== DATASET ROWS

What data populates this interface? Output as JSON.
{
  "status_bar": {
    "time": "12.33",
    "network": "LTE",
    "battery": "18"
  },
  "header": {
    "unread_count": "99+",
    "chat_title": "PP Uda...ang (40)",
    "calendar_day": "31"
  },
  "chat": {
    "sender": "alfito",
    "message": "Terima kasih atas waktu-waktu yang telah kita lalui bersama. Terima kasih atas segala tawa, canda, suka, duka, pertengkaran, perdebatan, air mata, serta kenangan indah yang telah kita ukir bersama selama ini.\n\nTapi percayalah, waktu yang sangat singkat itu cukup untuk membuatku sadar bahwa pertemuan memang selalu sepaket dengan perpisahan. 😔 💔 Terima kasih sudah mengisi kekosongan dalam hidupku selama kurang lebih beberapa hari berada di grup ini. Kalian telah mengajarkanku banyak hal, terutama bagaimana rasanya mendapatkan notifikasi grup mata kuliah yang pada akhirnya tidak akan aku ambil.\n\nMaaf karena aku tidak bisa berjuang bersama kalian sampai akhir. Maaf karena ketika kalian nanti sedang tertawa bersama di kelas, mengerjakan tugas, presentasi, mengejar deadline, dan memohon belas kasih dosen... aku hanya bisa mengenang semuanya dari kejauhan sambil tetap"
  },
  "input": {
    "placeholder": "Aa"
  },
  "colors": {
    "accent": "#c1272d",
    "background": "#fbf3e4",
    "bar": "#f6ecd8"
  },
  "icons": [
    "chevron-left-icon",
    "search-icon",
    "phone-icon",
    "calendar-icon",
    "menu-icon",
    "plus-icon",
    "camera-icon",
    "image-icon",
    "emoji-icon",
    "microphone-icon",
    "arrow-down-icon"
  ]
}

====

### THE TASK:
Extract every line above exactly as it stands.

### SOLUTION FOR THIS EXERCISE:
What data populates this interface? Output as JSON.
{
  "status_bar": {
    "time": "12.33",
    "network": "LTE",
    "battery": "18"
  },
  "header": {
    "unread_count": "99+",
    "chat_title": "PP Uda...ang (40)",
    "calendar_day": "31"
  },
  "chat": {
    "sender": "alfito",
    "message": "Terima kasih atas waktu-waktu yang telah kita lalui bersama. Terima kasih atas segala tawa, canda, suka, duka, pertengkaran, perdebatan, air mata, serta kenangan indah yang telah kita ukir bersama selama ini.\n\nTapi percayalah, waktu yang sangat singkat itu cukup untuk membuatku sadar bahwa pertemuan memang selalu sepaket dengan perpisahan. 😔 💔 Terima kasih sudah mengisi kekosongan dalam hidupku selama kurang lebih beberapa hari berada di grup ini. Kalian telah mengajarkanku banyak hal, terutama bagaimana rasanya mendapatkan notifikasi grup mata kuliah yang pada akhirnya tidak akan aku ambil.\n\nMaaf karena aku tidak bisa berjuang bersama kalian sampai akhir. Maaf karena ketika kalian nanti sedang tertawa bersama di kelas, mengerjakan tugas, presentasi, mengejar deadline, dan memohon belas kasih dosen... aku hanya bisa mengenang semuanya dari kejauhan sambil tetap"
  },
  "input": {
    "placeholder": "Aa"
  },
  "colors": {
    "accent": "#c1272d",
    "background": "#fbf3e4",
    "bar": "#f6ecd8"
  },
  "icons": [
    "chevron-left-icon",
    "search-icon",
    "phone-icon",
    "calendar-icon",
    "menu-icon",
    "plus-icon",
    "camera-icon",
    "image-icon",
    "emoji-icon",
    "microphone-icon",
    "arrow-down-icon"
  ]
}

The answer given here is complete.